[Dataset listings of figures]
>>>
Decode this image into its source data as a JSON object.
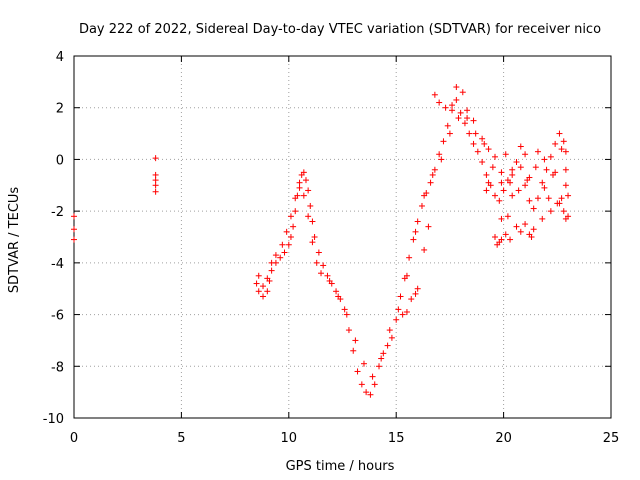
{
  "chart_data": {
    "type": "scatter",
    "title": "Day 222 of 2022, Sidereal Day-to-day VTEC variation (SDTVAR) for receiver nico",
    "xlabel": "GPS time / hours",
    "ylabel": "SDTVAR / TECUs",
    "xlim": [
      0,
      25
    ],
    "ylim": [
      -10,
      4
    ],
    "xticks": [
      0,
      5,
      10,
      15,
      20,
      25
    ],
    "yticks": [
      -10,
      -8,
      -6,
      -4,
      -2,
      0,
      2,
      4
    ],
    "grid": true,
    "marker": "+",
    "series": [
      {
        "name": "SDTVAR",
        "color": "#ff0000",
        "points": [
          [
            0.0,
            -2.2
          ],
          [
            0.0,
            -2.7
          ],
          [
            0.0,
            -3.1
          ],
          [
            3.8,
            0.05
          ],
          [
            3.8,
            -0.6
          ],
          [
            3.8,
            -0.8
          ],
          [
            3.8,
            -1.0
          ],
          [
            3.8,
            -1.25
          ],
          [
            8.5,
            -4.8
          ],
          [
            8.6,
            -5.1
          ],
          [
            8.8,
            -5.3
          ],
          [
            9.0,
            -5.1
          ],
          [
            9.1,
            -4.7
          ],
          [
            9.2,
            -4.3
          ],
          [
            9.4,
            -4.0
          ],
          [
            9.6,
            -3.8
          ],
          [
            9.8,
            -3.6
          ],
          [
            10.0,
            -3.3
          ],
          [
            10.1,
            -3.0
          ],
          [
            10.2,
            -2.6
          ],
          [
            10.3,
            -2.0
          ],
          [
            10.4,
            -1.4
          ],
          [
            10.5,
            -0.9
          ],
          [
            10.6,
            -0.6
          ],
          [
            10.7,
            -0.5
          ],
          [
            10.8,
            -0.8
          ],
          [
            10.9,
            -1.2
          ],
          [
            11.0,
            -1.8
          ],
          [
            11.1,
            -2.4
          ],
          [
            11.2,
            -3.0
          ],
          [
            11.4,
            -3.6
          ],
          [
            11.6,
            -4.1
          ],
          [
            11.8,
            -4.5
          ],
          [
            12.0,
            -4.8
          ],
          [
            12.2,
            -5.1
          ],
          [
            12.4,
            -5.4
          ],
          [
            12.6,
            -5.8
          ],
          [
            12.8,
            -6.6
          ],
          [
            13.0,
            -7.4
          ],
          [
            13.2,
            -8.2
          ],
          [
            13.4,
            -8.7
          ],
          [
            13.6,
            -9.0
          ],
          [
            13.8,
            -9.1
          ],
          [
            14.0,
            -8.7
          ],
          [
            14.2,
            -8.0
          ],
          [
            14.4,
            -7.5
          ],
          [
            14.6,
            -7.2
          ],
          [
            14.8,
            -6.9
          ],
          [
            15.0,
            -6.2
          ],
          [
            15.2,
            -5.3
          ],
          [
            15.4,
            -4.6
          ],
          [
            15.6,
            -3.8
          ],
          [
            15.8,
            -3.1
          ],
          [
            16.0,
            -2.4
          ],
          [
            16.2,
            -1.8
          ],
          [
            16.4,
            -1.3
          ],
          [
            16.6,
            -0.9
          ],
          [
            16.8,
            -0.4
          ],
          [
            17.0,
            0.2
          ],
          [
            17.2,
            0.7
          ],
          [
            17.4,
            1.3
          ],
          [
            17.6,
            2.1
          ],
          [
            17.8,
            2.8
          ],
          [
            18.0,
            1.8
          ],
          [
            18.2,
            1.4
          ],
          [
            18.4,
            1.0
          ],
          [
            18.6,
            0.6
          ],
          [
            18.8,
            0.3
          ],
          [
            19.0,
            -0.1
          ],
          [
            19.2,
            -0.6
          ],
          [
            19.4,
            -1.0
          ],
          [
            19.6,
            -1.4
          ],
          [
            19.8,
            -1.6
          ],
          [
            20.0,
            -1.2
          ],
          [
            20.2,
            -0.8
          ],
          [
            20.4,
            -0.4
          ],
          [
            20.6,
            -0.1
          ],
          [
            20.8,
            -0.3
          ],
          [
            21.0,
            -1.0
          ],
          [
            21.2,
            -1.6
          ],
          [
            21.4,
            -1.9
          ],
          [
            21.6,
            -1.5
          ],
          [
            21.8,
            -0.9
          ],
          [
            22.0,
            -0.4
          ],
          [
            22.2,
            0.1
          ],
          [
            22.4,
            0.6
          ],
          [
            22.6,
            1.0
          ],
          [
            22.8,
            0.7
          ],
          [
            22.9,
            0.3
          ],
          [
            22.9,
            -0.4
          ],
          [
            22.9,
            -1.0
          ],
          [
            23.0,
            -1.4
          ],
          [
            23.0,
            -2.2
          ],
          [
            8.6,
            -4.5
          ],
          [
            8.8,
            -4.9
          ],
          [
            9.0,
            -4.6
          ],
          [
            9.2,
            -4.0
          ],
          [
            9.4,
            -3.7
          ],
          [
            9.7,
            -3.3
          ],
          [
            9.9,
            -2.8
          ],
          [
            10.1,
            -2.2
          ],
          [
            10.3,
            -1.5
          ],
          [
            10.5,
            -1.1
          ],
          [
            10.7,
            -1.4
          ],
          [
            10.9,
            -2.2
          ],
          [
            11.1,
            -3.2
          ],
          [
            11.3,
            -4.0
          ],
          [
            11.5,
            -4.4
          ],
          [
            11.9,
            -4.7
          ],
          [
            12.3,
            -5.3
          ],
          [
            12.7,
            -6.0
          ],
          [
            13.1,
            -7.0
          ],
          [
            13.5,
            -7.9
          ],
          [
            13.9,
            -8.4
          ],
          [
            14.3,
            -7.7
          ],
          [
            14.7,
            -6.6
          ],
          [
            15.1,
            -5.8
          ],
          [
            15.5,
            -4.5
          ],
          [
            15.9,
            -2.8
          ],
          [
            16.3,
            -1.4
          ],
          [
            16.7,
            -0.6
          ],
          [
            17.1,
            0.0
          ],
          [
            17.5,
            1.0
          ],
          [
            17.9,
            1.6
          ],
          [
            18.3,
            1.6
          ],
          [
            18.7,
            1.0
          ],
          [
            19.1,
            0.6
          ],
          [
            19.5,
            -0.3
          ],
          [
            19.9,
            -0.9
          ],
          [
            20.3,
            -0.9
          ],
          [
            20.7,
            -1.2
          ],
          [
            21.1,
            -0.8
          ],
          [
            21.5,
            -0.3
          ],
          [
            21.9,
            -1.1
          ],
          [
            22.3,
            -0.6
          ],
          [
            22.7,
            0.4
          ],
          [
            15.3,
            -6.0
          ],
          [
            15.5,
            -5.9
          ],
          [
            15.7,
            -5.4
          ],
          [
            15.9,
            -5.2
          ],
          [
            16.0,
            -5.0
          ],
          [
            16.3,
            -3.5
          ],
          [
            16.5,
            -2.6
          ],
          [
            16.8,
            2.5
          ],
          [
            17.0,
            2.2
          ],
          [
            17.3,
            2.0
          ],
          [
            17.6,
            1.9
          ],
          [
            17.8,
            2.3
          ],
          [
            18.1,
            2.6
          ],
          [
            18.3,
            1.9
          ],
          [
            18.6,
            1.5
          ],
          [
            19.0,
            0.8
          ],
          [
            19.3,
            0.4
          ],
          [
            19.6,
            0.1
          ],
          [
            19.9,
            -0.5
          ],
          [
            20.1,
            0.2
          ],
          [
            20.4,
            -0.6
          ],
          [
            20.8,
            0.5
          ],
          [
            21.0,
            0.2
          ],
          [
            21.2,
            -0.7
          ],
          [
            21.6,
            0.3
          ],
          [
            21.9,
            0.0
          ],
          [
            22.1,
            -1.5
          ],
          [
            22.4,
            -0.5
          ],
          [
            22.6,
            -1.7
          ],
          [
            19.6,
            -3.0
          ],
          [
            19.7,
            -3.3
          ],
          [
            19.8,
            -3.2
          ],
          [
            19.9,
            -3.1
          ],
          [
            20.1,
            -2.9
          ],
          [
            19.9,
            -2.3
          ],
          [
            20.2,
            -2.2
          ],
          [
            20.4,
            -1.4
          ],
          [
            20.6,
            -2.6
          ],
          [
            20.8,
            -2.8
          ],
          [
            21.0,
            -2.5
          ],
          [
            21.2,
            -2.9
          ],
          [
            21.3,
            -3.0
          ],
          [
            21.4,
            -2.7
          ],
          [
            21.8,
            -2.3
          ],
          [
            22.2,
            -2.0
          ],
          [
            22.5,
            -1.7
          ],
          [
            22.7,
            -1.5
          ],
          [
            22.8,
            -2.0
          ],
          [
            22.9,
            -2.3
          ],
          [
            20.3,
            -3.1
          ],
          [
            19.3,
            -0.9
          ],
          [
            19.2,
            -1.2
          ]
        ]
      }
    ]
  }
}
<<<
**Task**
Pull out each line of the records holding the string "SDTVAR".

**Answer below**
    "title": "Day 222 of 2022, Sidereal Day-to-day VTEC variation (SDTVAR) for receiver nico",
    "ylabel": "SDTVAR / TECUs",
        "name": "SDTVAR",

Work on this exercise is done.